— Written request —
Extract every line of the material that holds the string "cheeses".
━━ Data provided ━━
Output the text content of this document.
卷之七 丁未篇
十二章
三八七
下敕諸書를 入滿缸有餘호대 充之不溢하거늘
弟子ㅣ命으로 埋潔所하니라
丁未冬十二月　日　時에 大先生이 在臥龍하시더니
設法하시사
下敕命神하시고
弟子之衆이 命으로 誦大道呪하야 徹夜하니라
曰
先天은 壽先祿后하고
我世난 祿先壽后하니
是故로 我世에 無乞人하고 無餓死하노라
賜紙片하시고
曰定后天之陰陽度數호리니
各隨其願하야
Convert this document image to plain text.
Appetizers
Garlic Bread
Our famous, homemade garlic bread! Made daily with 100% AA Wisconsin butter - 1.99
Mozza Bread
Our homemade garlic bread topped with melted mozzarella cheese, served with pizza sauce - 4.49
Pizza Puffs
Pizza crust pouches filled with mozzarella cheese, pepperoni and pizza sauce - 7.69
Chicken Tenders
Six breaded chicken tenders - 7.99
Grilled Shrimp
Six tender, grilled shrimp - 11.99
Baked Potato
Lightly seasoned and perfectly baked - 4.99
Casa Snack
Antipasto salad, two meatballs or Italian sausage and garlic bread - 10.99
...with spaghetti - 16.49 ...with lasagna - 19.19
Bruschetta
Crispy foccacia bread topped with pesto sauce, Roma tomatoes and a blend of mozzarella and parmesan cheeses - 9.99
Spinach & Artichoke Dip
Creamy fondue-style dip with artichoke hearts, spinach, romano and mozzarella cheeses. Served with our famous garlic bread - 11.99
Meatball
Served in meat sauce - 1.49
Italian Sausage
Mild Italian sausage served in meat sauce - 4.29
━━━
━━ Data provided ━━
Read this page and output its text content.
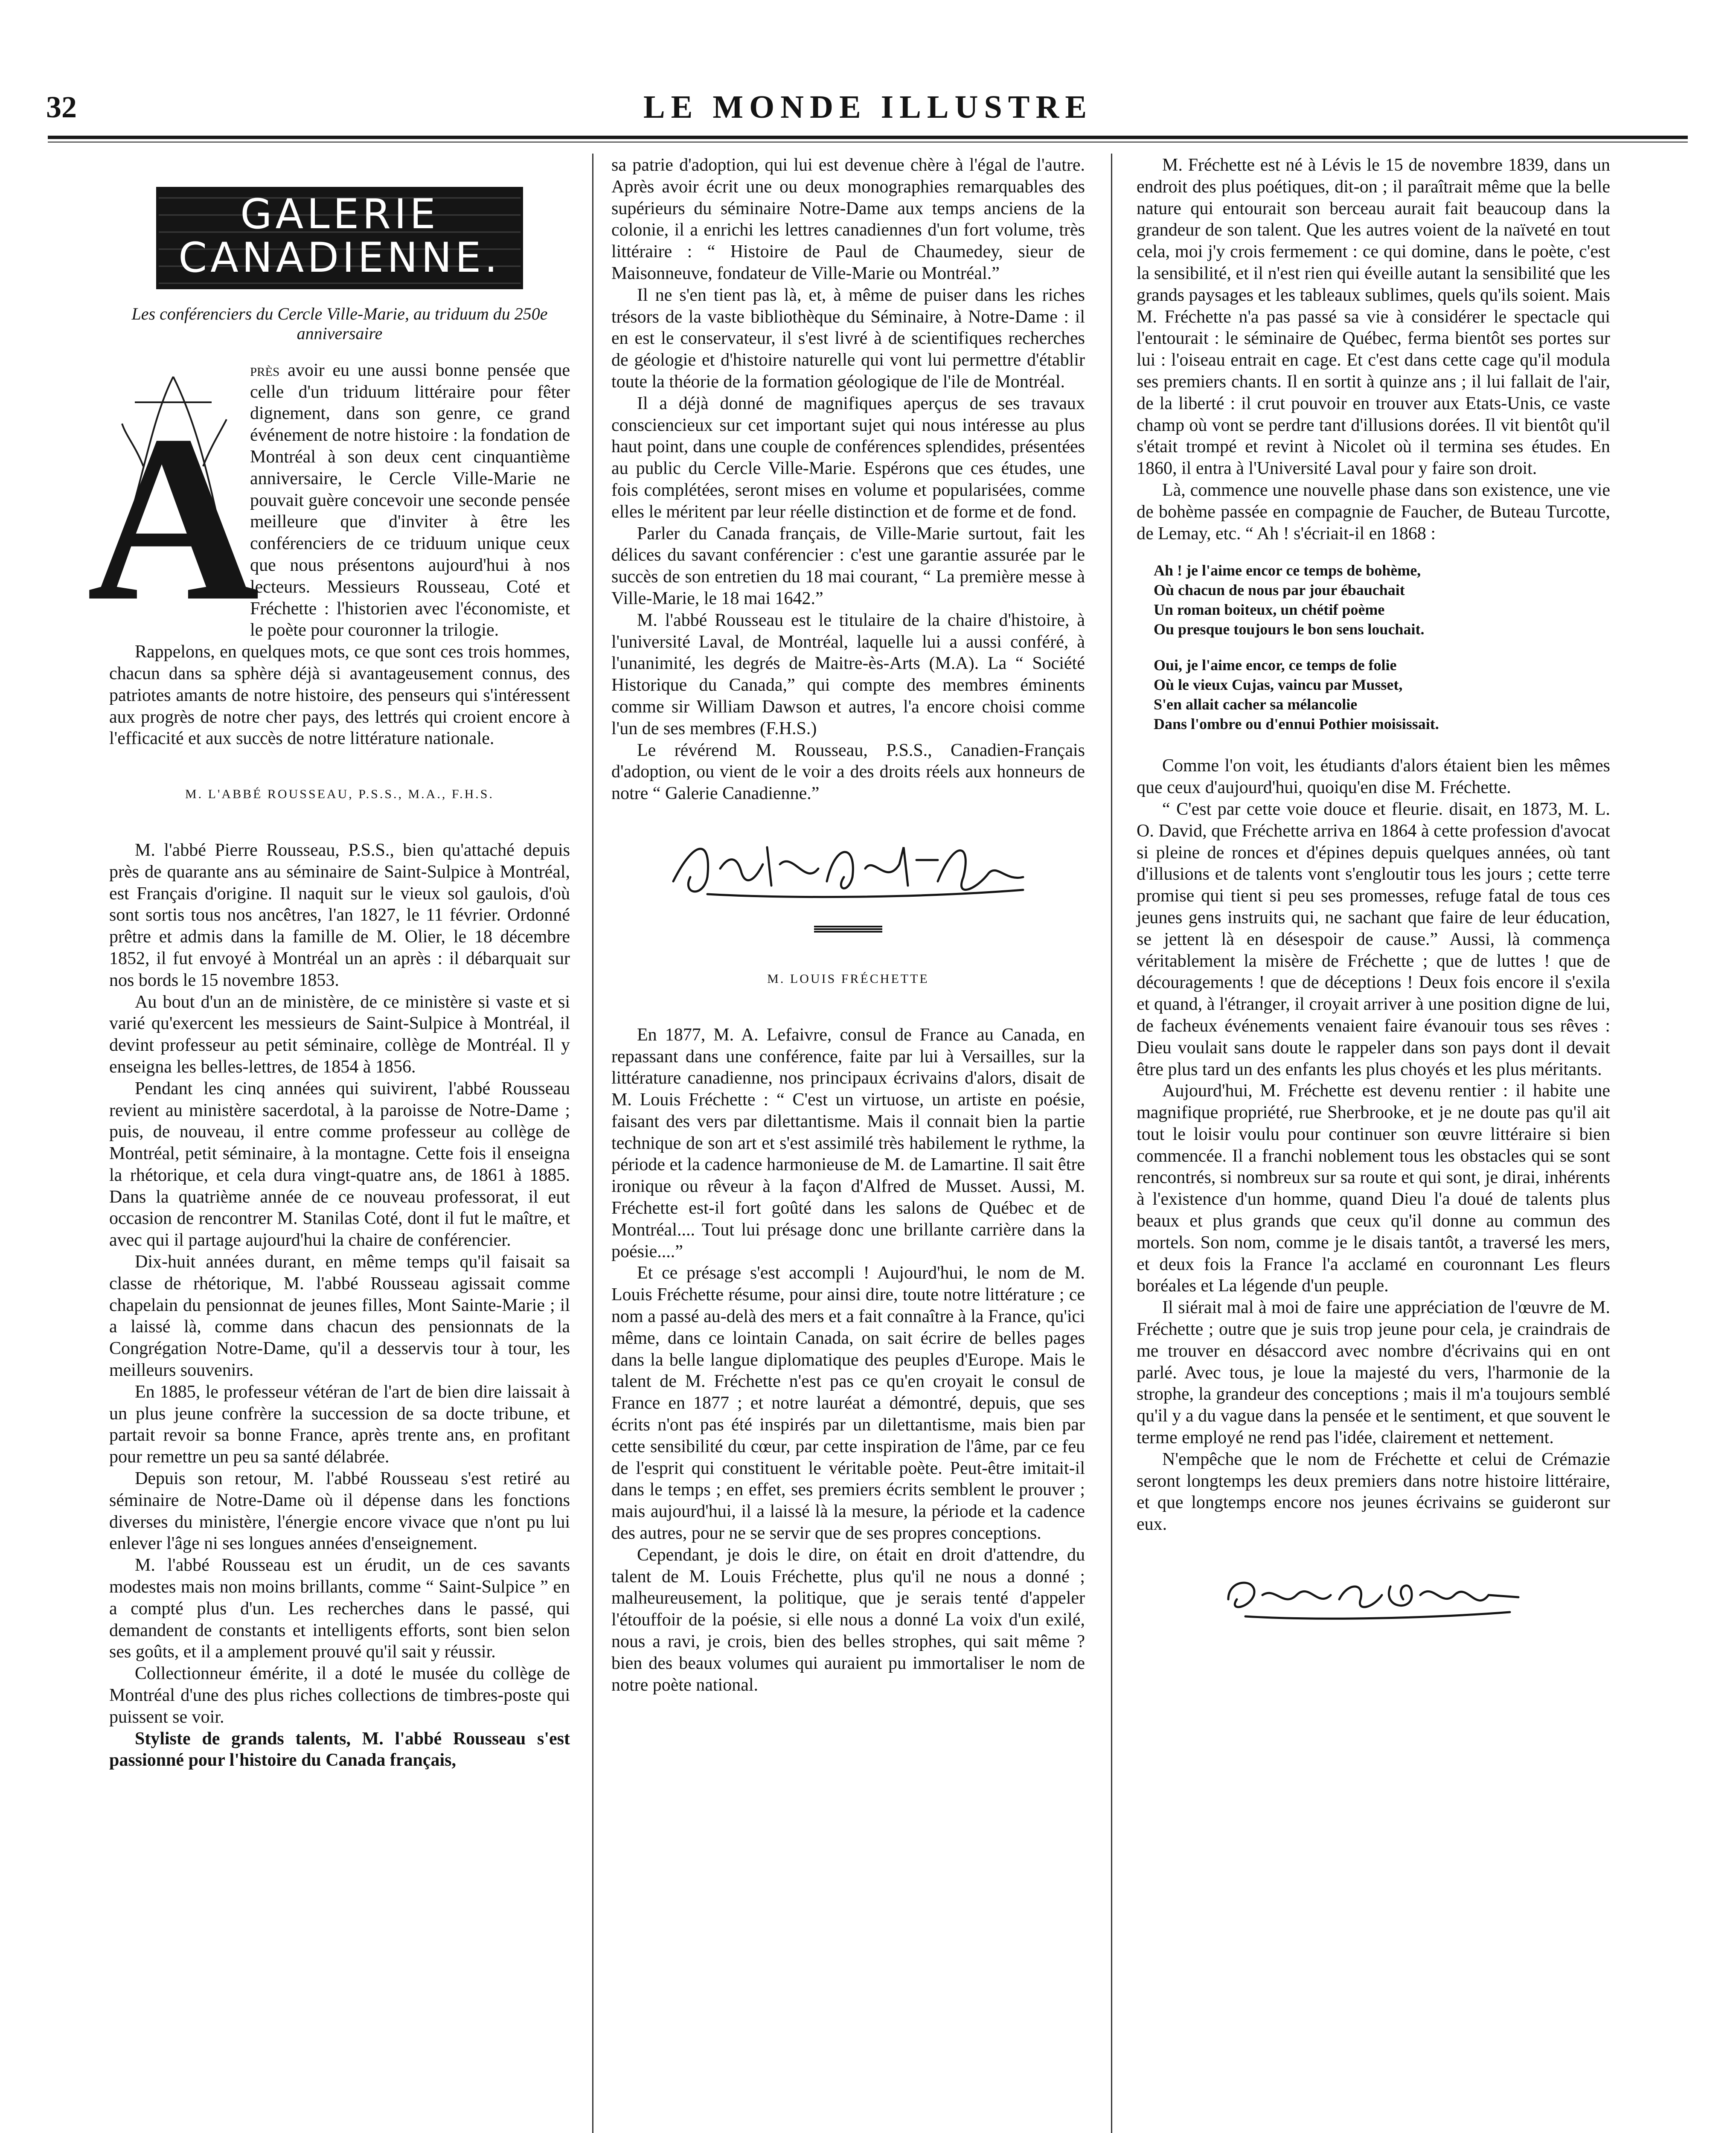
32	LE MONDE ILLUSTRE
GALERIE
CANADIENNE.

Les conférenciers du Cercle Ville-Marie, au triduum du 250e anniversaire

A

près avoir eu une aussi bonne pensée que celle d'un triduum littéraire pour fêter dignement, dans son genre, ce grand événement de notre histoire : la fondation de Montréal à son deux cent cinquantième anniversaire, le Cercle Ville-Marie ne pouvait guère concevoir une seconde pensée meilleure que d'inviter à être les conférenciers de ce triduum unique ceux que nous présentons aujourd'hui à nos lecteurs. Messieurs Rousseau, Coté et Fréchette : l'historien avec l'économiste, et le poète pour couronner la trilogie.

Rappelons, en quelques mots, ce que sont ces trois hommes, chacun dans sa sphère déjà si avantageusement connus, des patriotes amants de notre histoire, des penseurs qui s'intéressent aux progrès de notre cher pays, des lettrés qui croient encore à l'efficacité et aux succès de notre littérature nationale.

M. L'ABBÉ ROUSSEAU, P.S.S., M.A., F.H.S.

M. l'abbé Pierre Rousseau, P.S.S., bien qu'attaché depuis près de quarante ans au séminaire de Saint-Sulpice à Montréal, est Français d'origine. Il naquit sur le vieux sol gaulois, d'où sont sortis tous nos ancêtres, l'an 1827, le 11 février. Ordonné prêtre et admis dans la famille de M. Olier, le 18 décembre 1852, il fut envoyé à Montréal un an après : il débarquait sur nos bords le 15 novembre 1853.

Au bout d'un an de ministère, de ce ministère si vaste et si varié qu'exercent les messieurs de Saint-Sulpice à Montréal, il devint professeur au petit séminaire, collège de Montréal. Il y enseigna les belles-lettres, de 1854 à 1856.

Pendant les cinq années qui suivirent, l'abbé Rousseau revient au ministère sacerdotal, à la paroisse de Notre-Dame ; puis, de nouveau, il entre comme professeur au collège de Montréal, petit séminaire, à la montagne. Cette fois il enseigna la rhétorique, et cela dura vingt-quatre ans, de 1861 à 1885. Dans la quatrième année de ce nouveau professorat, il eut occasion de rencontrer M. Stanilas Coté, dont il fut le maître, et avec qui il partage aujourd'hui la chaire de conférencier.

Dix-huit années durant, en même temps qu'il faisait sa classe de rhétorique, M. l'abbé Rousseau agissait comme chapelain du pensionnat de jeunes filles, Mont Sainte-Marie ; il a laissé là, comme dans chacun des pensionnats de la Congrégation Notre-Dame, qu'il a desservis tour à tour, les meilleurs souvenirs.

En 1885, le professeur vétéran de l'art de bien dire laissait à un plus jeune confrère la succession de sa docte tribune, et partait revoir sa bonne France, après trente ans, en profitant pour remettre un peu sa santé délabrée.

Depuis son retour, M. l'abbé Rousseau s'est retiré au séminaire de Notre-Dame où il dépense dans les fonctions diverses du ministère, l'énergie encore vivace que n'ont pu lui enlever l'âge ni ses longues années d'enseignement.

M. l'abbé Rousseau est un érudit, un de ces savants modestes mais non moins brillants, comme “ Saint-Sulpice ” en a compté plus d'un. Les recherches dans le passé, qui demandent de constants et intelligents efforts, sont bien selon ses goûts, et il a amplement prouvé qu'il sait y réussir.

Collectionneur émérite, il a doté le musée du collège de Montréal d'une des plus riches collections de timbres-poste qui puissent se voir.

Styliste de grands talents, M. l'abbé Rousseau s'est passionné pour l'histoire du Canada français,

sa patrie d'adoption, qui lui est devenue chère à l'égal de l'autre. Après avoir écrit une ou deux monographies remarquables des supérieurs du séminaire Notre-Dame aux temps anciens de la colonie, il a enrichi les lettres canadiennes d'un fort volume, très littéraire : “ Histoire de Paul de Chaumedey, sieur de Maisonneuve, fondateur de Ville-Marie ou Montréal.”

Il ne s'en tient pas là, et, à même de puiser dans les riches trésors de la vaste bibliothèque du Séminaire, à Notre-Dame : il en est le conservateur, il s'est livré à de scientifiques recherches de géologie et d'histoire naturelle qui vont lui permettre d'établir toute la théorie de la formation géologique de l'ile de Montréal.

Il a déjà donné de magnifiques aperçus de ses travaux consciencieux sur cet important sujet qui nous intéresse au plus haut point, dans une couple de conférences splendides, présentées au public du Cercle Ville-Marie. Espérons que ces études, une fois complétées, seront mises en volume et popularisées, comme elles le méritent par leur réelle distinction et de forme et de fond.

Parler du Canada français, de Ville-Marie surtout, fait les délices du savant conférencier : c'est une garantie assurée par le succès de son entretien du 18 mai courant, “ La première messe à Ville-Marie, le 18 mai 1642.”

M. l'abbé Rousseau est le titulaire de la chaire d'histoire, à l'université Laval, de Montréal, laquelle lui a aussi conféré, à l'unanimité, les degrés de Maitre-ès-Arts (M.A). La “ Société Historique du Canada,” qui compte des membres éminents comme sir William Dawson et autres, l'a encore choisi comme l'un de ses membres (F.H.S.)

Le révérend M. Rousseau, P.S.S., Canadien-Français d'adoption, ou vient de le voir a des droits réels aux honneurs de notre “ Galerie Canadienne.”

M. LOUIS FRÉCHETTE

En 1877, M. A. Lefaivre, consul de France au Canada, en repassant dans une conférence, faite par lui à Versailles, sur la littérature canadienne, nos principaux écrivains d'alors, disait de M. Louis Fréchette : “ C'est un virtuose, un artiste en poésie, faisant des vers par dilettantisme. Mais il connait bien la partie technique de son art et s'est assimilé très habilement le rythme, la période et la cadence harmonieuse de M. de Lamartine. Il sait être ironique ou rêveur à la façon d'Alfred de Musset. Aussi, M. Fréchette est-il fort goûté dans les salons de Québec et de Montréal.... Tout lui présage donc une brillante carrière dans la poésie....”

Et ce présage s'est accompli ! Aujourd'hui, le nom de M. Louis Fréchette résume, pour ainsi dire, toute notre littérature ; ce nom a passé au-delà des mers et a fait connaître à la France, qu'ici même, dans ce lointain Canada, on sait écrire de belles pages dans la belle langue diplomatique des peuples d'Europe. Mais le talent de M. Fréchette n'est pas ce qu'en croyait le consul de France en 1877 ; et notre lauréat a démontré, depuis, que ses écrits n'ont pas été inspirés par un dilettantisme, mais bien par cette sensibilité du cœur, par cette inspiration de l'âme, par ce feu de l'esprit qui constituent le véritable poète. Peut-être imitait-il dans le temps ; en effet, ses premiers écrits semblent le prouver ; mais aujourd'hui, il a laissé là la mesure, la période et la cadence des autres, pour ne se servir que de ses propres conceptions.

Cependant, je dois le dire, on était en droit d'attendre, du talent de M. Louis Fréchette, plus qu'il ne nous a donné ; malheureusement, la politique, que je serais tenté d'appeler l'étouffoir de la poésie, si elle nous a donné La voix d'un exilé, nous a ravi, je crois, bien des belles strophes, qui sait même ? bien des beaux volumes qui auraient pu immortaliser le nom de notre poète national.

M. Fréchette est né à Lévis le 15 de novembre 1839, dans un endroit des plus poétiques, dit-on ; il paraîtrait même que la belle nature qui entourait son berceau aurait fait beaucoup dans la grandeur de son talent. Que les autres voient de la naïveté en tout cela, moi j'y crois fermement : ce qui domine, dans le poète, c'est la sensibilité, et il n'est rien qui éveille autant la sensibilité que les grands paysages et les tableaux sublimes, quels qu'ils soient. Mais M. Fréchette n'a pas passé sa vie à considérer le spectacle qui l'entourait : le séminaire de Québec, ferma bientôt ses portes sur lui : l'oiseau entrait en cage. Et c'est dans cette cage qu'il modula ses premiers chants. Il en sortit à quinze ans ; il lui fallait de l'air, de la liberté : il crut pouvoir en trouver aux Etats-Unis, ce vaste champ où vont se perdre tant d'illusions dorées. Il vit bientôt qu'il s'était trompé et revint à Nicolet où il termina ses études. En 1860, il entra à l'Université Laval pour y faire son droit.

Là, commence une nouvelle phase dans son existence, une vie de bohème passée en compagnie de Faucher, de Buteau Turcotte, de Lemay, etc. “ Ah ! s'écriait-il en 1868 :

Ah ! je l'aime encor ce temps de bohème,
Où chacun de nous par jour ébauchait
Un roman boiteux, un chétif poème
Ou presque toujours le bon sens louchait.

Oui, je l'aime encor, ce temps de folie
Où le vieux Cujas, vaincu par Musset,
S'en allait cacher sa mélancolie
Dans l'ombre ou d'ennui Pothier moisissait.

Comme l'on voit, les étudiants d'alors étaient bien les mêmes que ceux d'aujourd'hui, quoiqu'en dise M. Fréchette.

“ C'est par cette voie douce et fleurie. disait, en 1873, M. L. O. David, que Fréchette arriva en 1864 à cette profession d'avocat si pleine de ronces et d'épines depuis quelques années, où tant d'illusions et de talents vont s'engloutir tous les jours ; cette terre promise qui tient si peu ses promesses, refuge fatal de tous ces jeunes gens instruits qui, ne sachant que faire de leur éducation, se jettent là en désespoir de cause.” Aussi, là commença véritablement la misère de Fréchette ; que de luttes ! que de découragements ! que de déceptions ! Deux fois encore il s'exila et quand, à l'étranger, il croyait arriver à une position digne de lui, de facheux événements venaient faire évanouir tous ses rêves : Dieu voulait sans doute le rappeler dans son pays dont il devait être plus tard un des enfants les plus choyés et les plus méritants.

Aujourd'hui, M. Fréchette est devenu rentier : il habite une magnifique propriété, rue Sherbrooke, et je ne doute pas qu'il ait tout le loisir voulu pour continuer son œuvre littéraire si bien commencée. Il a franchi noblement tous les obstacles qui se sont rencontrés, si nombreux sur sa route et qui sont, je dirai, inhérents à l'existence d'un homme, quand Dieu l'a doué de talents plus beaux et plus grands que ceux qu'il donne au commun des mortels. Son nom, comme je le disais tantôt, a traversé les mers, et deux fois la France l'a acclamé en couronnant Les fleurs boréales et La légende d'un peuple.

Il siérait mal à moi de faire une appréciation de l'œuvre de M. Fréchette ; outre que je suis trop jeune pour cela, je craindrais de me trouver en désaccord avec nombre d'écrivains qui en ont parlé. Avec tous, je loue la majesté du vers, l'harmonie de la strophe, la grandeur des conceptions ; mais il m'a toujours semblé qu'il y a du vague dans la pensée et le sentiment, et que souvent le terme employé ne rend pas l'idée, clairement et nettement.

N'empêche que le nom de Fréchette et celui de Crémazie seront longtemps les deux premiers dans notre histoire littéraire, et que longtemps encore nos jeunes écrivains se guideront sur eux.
━━━
━━ Data provided ━━
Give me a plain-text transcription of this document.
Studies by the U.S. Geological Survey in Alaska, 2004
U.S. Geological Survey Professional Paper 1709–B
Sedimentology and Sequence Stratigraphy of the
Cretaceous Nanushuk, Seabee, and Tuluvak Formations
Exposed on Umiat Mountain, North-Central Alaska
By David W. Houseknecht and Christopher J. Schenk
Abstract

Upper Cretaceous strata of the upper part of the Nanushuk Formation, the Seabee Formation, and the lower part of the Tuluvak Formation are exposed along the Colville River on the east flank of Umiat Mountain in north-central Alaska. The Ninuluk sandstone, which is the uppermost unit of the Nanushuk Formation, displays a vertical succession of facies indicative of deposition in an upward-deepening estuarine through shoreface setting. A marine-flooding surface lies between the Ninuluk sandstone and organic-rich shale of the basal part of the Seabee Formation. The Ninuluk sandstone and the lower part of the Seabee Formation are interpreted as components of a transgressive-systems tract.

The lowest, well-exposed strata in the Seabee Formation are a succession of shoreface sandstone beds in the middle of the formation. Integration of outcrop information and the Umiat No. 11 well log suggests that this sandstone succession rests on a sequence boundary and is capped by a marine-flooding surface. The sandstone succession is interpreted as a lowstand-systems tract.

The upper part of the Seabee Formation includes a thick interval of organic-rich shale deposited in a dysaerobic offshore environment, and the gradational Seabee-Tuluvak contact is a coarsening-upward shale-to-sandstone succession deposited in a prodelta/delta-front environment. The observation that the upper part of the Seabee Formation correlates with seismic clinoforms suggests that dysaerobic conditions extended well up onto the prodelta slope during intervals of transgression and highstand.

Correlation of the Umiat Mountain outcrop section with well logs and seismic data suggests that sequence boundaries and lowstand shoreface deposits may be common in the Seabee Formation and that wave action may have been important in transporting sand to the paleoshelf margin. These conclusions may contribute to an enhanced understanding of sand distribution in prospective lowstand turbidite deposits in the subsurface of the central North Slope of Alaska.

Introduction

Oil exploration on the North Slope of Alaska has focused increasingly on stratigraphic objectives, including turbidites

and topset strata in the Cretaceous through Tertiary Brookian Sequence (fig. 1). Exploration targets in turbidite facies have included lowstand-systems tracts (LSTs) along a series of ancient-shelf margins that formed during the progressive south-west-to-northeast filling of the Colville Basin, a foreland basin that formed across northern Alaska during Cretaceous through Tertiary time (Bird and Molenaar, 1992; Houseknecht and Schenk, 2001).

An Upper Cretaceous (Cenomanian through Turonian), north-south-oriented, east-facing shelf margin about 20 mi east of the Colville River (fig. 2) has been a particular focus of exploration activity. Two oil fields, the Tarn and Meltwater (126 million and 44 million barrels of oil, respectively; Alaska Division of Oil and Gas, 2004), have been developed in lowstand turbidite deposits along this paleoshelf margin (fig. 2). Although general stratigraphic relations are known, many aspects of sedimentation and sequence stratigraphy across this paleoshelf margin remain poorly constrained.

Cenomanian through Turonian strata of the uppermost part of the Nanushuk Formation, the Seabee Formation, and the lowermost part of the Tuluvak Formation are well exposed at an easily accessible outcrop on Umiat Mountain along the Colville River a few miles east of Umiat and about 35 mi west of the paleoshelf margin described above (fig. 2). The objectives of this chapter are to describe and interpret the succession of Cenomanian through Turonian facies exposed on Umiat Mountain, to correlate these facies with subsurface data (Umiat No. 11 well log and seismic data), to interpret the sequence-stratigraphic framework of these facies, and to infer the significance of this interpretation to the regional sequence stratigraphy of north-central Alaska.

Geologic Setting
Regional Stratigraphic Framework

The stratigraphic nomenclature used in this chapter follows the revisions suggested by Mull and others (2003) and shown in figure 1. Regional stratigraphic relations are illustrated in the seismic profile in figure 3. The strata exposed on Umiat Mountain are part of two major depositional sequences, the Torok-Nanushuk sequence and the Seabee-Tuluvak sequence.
━━━
— Reply —
Crispy foccacia bread topped with pesto sauce, Roma tomatoes and a blend of mozzarella and parmesan cheeses - 9.99
Creamy fondue-style dip with artichoke hearts, spinach, romano and mozzarella cheeses. Served with our famous garlic bread - 11.99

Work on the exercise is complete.